--- start ---

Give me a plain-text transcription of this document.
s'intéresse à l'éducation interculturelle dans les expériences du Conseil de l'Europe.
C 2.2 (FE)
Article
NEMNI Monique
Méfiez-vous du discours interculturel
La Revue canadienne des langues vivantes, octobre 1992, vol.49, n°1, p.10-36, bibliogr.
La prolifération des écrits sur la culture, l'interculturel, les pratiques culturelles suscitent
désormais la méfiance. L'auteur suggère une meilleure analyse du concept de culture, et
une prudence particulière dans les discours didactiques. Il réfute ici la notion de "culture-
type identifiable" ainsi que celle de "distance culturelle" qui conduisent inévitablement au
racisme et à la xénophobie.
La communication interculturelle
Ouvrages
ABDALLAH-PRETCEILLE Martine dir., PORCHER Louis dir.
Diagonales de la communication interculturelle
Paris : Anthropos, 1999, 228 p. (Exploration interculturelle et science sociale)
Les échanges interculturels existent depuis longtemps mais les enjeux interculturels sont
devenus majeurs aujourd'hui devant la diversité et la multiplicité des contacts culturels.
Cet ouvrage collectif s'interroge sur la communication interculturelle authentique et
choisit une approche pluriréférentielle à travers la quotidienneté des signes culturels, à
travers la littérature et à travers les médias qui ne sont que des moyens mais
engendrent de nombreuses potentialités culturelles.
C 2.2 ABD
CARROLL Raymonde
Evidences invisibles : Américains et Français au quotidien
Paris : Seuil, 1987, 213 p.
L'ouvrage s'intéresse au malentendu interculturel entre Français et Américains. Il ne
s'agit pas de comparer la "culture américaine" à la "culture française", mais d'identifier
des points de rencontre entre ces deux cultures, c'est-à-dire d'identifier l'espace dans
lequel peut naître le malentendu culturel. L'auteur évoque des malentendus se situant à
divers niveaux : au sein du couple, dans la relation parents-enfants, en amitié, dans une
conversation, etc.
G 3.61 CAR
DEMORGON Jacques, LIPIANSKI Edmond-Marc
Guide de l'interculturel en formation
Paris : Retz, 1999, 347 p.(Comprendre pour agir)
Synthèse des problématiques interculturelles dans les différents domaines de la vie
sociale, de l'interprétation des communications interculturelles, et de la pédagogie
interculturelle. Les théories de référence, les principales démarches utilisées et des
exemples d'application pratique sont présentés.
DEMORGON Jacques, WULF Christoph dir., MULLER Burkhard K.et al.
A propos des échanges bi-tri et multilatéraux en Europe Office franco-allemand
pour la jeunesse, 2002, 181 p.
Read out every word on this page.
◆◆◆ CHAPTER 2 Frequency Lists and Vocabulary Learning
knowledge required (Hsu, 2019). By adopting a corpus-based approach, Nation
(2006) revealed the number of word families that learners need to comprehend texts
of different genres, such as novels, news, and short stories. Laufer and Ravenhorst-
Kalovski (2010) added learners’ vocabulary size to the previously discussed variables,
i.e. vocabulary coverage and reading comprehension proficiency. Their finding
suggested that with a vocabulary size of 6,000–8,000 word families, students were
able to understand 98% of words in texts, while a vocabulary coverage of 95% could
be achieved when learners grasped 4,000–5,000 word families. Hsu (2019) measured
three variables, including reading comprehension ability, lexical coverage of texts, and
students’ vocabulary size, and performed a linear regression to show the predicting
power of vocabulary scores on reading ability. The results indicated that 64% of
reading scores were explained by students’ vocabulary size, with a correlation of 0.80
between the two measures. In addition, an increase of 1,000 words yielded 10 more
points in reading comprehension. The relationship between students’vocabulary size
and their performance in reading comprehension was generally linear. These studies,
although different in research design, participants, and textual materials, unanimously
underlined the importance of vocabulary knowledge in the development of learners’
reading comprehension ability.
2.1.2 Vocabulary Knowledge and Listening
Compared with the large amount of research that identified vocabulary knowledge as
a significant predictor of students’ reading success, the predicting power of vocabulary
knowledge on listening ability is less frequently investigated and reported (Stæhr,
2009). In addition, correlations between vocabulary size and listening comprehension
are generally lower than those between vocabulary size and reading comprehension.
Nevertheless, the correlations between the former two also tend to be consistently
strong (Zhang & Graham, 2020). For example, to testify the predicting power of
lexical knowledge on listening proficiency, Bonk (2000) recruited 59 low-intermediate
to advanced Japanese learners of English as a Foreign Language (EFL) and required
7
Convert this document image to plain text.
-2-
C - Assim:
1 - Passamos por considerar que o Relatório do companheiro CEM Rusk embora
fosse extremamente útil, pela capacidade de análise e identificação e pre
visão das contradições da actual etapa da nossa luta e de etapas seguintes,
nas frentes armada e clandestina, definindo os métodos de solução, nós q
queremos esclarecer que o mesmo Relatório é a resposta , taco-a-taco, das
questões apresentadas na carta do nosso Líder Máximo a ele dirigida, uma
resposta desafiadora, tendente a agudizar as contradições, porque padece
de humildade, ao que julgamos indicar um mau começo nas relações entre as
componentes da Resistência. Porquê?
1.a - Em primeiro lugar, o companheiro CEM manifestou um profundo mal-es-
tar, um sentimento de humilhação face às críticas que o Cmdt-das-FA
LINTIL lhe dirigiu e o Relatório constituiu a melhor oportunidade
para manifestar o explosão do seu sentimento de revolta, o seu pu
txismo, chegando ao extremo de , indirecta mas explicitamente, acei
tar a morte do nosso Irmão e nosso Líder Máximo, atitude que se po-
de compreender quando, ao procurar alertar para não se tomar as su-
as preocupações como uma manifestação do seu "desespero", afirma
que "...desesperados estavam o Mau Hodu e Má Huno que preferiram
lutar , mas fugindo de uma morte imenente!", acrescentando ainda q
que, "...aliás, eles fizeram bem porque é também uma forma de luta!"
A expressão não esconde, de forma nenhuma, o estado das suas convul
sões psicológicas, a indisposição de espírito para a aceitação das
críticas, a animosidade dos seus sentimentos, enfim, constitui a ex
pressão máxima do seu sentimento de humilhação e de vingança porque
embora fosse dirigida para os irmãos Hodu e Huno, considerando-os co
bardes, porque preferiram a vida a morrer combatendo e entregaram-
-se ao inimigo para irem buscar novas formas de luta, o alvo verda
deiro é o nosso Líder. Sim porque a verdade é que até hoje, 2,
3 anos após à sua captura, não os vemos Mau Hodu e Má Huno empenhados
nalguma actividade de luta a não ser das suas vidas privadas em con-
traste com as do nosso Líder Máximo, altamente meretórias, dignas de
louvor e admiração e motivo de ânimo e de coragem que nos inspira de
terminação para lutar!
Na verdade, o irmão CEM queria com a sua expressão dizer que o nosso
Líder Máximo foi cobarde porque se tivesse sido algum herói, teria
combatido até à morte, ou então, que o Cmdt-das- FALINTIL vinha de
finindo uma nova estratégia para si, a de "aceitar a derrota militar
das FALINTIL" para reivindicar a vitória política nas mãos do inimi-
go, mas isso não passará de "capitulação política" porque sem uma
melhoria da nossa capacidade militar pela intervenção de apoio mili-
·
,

--- end ---

Repeat the records exactly, including every line.

* _Result of the task_:
Give me a plain-text transcription of this document.
s'intéresse à l'éducation interculturelle dans les expériences du Conseil de l'Europe.
C 2.2 (FE)
Article
NEMNI Monique
Méfiez-vous du discours interculturel
La Revue canadienne des langues vivantes, octobre 1992, vol.49, n°1, p.10-36, bibliogr.
La prolifération des écrits sur la culture, l'interculturel, les pratiques culturelles suscitent
désormais la méfiance. L'auteur suggère une meilleure analyse du concept de culture, et
une prudence particulière dans les discours didactiques. Il réfute ici la notion de "culture-
type identifiable" ainsi que celle de "distance culturelle" qui conduisent inévitablement au
racisme et à la xénophobie.
La communication interculturelle
Ouvrages
ABDALLAH-PRETCEILLE Martine dir., PORCHER Louis dir.
Diagonales de la communication interculturelle
Paris : Anthropos, 1999, 228 p. (Exploration interculturelle et science sociale)
Les échanges interculturels existent depuis longtemps mais les enjeux interculturels sont
devenus majeurs aujourd'hui devant la diversité et la multiplicité des contacts culturels.
Cet ouvrage collectif s'interroge sur la communication interculturelle authentique et
choisit une approche pluriréférentielle à travers la quotidienneté des signes culturels, à
travers la littérature et à travers les médias qui ne sont que des moyens mais
engendrent de nombreuses potentialités culturelles.
C 2.2 ABD
CARROLL Raymonde
Evidences invisibles : Américains et Français au quotidien
Paris : Seuil, 1987, 213 p.
L'ouvrage s'intéresse au malentendu interculturel entre Français et Américains. Il ne
s'agit pas de comparer la "culture américaine" à la "culture française", mais d'identifier
des points de rencontre entre ces deux cultures, c'est-à-dire d'identifier l'espace dans
lequel peut naître le malentendu culturel. L'auteur évoque des malentendus se situant à
divers niveaux : au sein du couple, dans la relation parents-enfants, en amitié, dans une
conversation, etc.
G 3.61 CAR
DEMORGON Jacques, LIPIANSKI Edmond-Marc
Guide de l'interculturel en formation
Paris : Retz, 1999, 347 p.(Comprendre pour agir)
Synthèse des problématiques interculturelles dans les différents domaines de la vie
sociale, de l'interprétation des communications interculturelles, et de la pédagogie
interculturelle. Les théories de référence, les principales démarches utilisées et des
exemples d'application pratique sont présentés.
DEMORGON Jacques, WULF Christoph dir., MULLER Burkhard K.et al.
A propos des échanges bi-tri et multilatéraux en Europe Office franco-allemand
pour la jeunesse, 2002, 181 p.
Read out every word on this page.
◆◆◆ CHAPTER 2 Frequency Lists and Vocabulary Learning
knowledge required (Hsu, 2019). By adopting a corpus-based approach, Nation
(2006) revealed the number of word families that learners need to comprehend texts
of different genres, such as novels, news, and short stories. Laufer and Ravenhorst-
Kalovski (2010) added learners’ vocabulary size to the previously discussed variables,
i.e. vocabulary coverage and reading comprehension proficiency. Their finding
suggested that with a vocabulary size of 6,000–8,000 word families, students were
able to understand 98% of words in texts, while a vocabulary coverage of 95% could
be achieved when learners grasped 4,000–5,000 word families. Hsu (2019) measured
three variables, including reading comprehension ability, lexical coverage of texts, and
students’ vocabulary size, and performed a linear regression to show the predicting
power of vocabulary scores on reading ability. The results indicated that 64% of
reading scores were explained by students’ vocabulary size, with a correlation of 0.80
between the two measures. In addition, an increase of 1,000 words yielded 10 more
points in reading comprehension. The relationship between students’vocabulary size
and their performance in reading comprehension was generally linear. These studies,
although different in research design, participants, and textual materials, unanimously
underlined the importance of vocabulary knowledge in the development of learners’
reading comprehension ability.
2.1.2 Vocabulary Knowledge and Listening
Compared with the large amount of research that identified vocabulary knowledge as
a significant predictor of students’ reading success, the predicting power of vocabulary
knowledge on listening ability is less frequently investigated and reported (Stæhr,
2009). In addition, correlations between vocabulary size and listening comprehension
are generally lower than those between vocabulary size and reading comprehension.
Nevertheless, the correlations between the former two also tend to be consistently
strong (Zhang & Graham, 2020). For example, to testify the predicting power of
lexical knowledge on listening proficiency, Bonk (2000) recruited 59 low-intermediate
to advanced Japanese learners of English as a Foreign Language (EFL) and required
7
Convert this document image to plain text.
-2-
C - Assim:
1 - Passamos por considerar que o Relatório do companheiro CEM Rusk embora
fosse extremamente útil, pela capacidade de análise e identificação e pre
visão das contradições da actual etapa da nossa luta e de etapas seguintes,
nas frentes armada e clandestina, definindo os métodos de solução, nós q
queremos esclarecer que o mesmo Relatório é a resposta , taco-a-taco, das
questões apresentadas na carta do nosso Líder Máximo a ele dirigida, uma
resposta desafiadora, tendente a agudizar as contradições, porque padece
de humildade, ao que julgamos indicar um mau começo nas relações entre as
componentes da Resistência. Porquê?
1.a - Em primeiro lugar, o companheiro CEM manifestou um profundo mal-es-
tar, um sentimento de humilhação face às críticas que o Cmdt-das-FA
LINTIL lhe dirigiu e o Relatório constituiu a melhor oportunidade
para manifestar o explosão do seu sentimento de revolta, o seu pu
txismo, chegando ao extremo de , indirecta mas explicitamente, acei
tar a morte do nosso Irmão e nosso Líder Máximo, atitude que se po-
de compreender quando, ao procurar alertar para não se tomar as su-
as preocupações como uma manifestação do seu "desespero", afirma
que "...desesperados estavam o Mau Hodu e Má Huno que preferiram
lutar , mas fugindo de uma morte imenente!", acrescentando ainda q
que, "...aliás, eles fizeram bem porque é também uma forma de luta!"
A expressão não esconde, de forma nenhuma, o estado das suas convul
sões psicológicas, a indisposição de espírito para a aceitação das
críticas, a animosidade dos seus sentimentos, enfim, constitui a ex
pressão máxima do seu sentimento de humilhação e de vingança porque
embora fosse dirigida para os irmãos Hodu e Huno, considerando-os co
bardes, porque preferiram a vida a morrer combatendo e entregaram-
-se ao inimigo para irem buscar novas formas de luta, o alvo verda
deiro é o nosso Líder. Sim porque a verdade é que até hoje, 2,
3 anos após à sua captura, não os vemos Mau Hodu e Má Huno empenhados
nalguma actividade de luta a não ser das suas vidas privadas em con-
traste com as do nosso Líder Máximo, altamente meretórias, dignas de
louvor e admiração e motivo de ânimo e de coragem que nos inspira de
terminação para lutar!
Na verdade, o irmão CEM queria com a sua expressão dizer que o nosso
Líder Máximo foi cobarde porque se tivesse sido algum herói, teria
combatido até à morte, ou então, que o Cmdt-das- FALINTIL vinha de
finindo uma nova estratégia para si, a de "aceitar a derrota militar
das FALINTIL" para reivindicar a vitória política nas mãos do inimi-
go, mas isso não passará de "capitulação política" porque sem uma
melhoria da nossa capacidade militar pela intervenção de apoio mili-
·
,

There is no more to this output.